#### [Record set]

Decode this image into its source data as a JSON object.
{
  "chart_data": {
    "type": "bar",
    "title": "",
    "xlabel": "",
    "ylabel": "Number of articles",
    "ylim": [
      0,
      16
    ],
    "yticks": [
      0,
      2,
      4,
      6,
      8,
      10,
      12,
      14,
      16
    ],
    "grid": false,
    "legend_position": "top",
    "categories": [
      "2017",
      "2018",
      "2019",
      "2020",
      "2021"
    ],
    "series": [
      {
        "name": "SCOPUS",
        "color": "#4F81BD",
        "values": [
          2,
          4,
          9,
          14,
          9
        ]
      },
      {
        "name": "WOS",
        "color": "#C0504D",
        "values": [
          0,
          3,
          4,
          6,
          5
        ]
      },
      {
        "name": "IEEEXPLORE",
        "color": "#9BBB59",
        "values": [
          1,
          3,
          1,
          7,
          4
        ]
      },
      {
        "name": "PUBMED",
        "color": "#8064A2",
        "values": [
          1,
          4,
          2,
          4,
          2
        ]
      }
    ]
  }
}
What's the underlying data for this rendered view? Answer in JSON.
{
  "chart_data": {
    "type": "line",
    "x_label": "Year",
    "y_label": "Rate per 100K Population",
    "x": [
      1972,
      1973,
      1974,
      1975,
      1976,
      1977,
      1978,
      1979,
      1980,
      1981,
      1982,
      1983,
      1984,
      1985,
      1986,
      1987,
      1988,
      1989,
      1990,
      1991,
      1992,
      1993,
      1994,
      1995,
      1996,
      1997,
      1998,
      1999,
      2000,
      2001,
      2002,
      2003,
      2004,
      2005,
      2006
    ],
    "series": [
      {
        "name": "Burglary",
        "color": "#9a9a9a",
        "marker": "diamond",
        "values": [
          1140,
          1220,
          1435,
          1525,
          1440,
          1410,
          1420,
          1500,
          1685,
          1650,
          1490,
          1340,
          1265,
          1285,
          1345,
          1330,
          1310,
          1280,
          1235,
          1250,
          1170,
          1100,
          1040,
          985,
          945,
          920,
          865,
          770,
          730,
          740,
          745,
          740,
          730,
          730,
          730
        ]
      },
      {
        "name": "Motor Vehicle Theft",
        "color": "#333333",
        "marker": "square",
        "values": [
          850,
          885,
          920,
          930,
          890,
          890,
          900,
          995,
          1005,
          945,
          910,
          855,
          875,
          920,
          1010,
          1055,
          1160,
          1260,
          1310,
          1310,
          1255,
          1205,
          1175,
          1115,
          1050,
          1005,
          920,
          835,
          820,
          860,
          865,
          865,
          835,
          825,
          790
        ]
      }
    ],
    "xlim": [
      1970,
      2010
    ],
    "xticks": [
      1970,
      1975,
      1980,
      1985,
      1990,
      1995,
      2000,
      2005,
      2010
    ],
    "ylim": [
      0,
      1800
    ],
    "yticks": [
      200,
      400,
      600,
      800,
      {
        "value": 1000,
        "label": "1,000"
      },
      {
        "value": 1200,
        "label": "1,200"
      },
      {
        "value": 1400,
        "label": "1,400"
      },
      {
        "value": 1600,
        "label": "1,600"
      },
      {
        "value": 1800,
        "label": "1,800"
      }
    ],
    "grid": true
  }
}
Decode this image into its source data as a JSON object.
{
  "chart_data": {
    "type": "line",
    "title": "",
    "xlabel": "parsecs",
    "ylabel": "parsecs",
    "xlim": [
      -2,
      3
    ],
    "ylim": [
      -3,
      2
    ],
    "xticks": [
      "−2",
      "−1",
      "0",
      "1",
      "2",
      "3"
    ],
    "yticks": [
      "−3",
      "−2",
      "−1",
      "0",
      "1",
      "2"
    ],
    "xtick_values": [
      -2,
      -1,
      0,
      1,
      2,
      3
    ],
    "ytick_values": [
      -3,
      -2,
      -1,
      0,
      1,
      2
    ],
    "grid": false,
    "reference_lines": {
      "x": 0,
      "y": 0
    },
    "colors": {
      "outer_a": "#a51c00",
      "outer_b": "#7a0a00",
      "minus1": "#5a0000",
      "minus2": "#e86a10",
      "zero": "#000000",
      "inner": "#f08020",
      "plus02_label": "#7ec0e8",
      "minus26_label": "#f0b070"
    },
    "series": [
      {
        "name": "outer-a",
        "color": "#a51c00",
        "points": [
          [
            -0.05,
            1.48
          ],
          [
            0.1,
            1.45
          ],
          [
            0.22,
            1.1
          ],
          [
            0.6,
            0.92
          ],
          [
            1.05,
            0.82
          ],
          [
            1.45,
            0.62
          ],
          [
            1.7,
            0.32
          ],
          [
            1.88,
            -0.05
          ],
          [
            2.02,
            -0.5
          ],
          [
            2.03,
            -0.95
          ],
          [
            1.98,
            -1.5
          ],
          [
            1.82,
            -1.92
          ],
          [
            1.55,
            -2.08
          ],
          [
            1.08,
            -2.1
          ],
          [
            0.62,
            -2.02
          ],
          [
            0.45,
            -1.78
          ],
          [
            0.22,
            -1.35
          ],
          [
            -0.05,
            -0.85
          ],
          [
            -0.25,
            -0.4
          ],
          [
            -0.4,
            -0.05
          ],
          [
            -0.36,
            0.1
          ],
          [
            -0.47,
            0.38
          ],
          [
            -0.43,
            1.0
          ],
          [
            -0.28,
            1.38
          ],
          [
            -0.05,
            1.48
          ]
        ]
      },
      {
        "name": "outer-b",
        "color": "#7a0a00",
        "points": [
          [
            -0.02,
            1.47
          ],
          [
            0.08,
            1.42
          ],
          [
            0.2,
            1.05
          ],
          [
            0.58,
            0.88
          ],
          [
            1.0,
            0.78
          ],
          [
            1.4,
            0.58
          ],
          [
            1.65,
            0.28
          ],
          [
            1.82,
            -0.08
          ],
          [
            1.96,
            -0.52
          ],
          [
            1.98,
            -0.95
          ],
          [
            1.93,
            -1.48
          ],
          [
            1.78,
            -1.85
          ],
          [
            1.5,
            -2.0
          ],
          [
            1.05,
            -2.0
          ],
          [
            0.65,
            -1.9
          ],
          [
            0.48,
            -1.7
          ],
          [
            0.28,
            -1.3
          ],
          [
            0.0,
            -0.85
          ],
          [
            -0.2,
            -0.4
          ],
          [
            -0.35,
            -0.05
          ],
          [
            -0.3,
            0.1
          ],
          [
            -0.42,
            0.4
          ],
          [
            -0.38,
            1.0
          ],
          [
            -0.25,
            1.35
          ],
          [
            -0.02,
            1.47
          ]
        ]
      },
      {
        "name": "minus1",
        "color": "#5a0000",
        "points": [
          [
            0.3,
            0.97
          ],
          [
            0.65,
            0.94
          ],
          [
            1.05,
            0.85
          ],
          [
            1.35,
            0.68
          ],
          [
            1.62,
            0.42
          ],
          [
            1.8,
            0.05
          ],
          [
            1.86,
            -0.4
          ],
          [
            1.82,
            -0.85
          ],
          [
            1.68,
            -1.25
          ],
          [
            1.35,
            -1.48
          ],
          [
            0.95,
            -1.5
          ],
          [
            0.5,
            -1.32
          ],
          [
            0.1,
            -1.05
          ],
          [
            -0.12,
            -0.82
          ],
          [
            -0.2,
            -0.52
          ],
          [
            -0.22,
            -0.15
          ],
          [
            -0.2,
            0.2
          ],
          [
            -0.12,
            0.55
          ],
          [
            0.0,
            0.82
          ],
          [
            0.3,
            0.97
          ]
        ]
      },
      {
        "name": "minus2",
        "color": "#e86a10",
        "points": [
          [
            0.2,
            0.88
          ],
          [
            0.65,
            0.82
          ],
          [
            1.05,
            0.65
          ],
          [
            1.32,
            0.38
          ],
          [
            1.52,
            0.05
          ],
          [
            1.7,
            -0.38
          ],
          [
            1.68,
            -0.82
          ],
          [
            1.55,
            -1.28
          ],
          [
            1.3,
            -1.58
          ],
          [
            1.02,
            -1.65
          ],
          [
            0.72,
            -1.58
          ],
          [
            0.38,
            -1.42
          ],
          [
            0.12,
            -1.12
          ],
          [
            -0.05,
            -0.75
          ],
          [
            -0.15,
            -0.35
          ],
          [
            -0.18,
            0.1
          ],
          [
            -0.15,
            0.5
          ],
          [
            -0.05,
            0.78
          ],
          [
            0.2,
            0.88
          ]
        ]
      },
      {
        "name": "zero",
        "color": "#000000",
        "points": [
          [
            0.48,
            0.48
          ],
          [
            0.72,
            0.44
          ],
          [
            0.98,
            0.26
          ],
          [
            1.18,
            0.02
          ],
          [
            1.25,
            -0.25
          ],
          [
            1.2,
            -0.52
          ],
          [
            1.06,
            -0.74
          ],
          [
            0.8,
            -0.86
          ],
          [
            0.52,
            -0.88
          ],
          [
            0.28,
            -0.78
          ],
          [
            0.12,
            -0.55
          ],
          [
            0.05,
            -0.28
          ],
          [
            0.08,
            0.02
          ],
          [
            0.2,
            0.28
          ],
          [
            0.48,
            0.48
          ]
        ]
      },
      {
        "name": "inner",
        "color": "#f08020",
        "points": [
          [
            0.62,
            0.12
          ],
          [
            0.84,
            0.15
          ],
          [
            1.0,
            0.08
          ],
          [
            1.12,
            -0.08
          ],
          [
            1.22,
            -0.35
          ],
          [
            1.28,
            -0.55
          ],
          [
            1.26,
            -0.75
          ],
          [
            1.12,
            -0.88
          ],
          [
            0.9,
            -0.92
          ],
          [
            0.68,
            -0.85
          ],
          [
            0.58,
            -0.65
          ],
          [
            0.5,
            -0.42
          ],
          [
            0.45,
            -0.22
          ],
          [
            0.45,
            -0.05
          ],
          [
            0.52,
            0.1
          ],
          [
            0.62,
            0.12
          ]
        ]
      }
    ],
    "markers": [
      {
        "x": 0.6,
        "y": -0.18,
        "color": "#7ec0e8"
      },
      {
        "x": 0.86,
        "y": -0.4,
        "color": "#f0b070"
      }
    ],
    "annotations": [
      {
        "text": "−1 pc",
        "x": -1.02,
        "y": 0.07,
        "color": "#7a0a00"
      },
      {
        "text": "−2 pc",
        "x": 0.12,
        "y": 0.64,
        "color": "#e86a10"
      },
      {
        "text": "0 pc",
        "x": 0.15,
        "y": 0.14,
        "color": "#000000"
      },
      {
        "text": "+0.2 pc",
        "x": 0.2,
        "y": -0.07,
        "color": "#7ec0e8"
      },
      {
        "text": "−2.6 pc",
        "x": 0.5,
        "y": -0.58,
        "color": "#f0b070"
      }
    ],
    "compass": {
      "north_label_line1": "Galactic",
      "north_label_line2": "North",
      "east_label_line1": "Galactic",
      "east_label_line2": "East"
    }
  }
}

#### [Given request]
In the entries above, find each line with the word "ylabel" and show it.

#### [Response to the task]
    "ylabel": "Number of articles",
    "ylabel": "parsecs",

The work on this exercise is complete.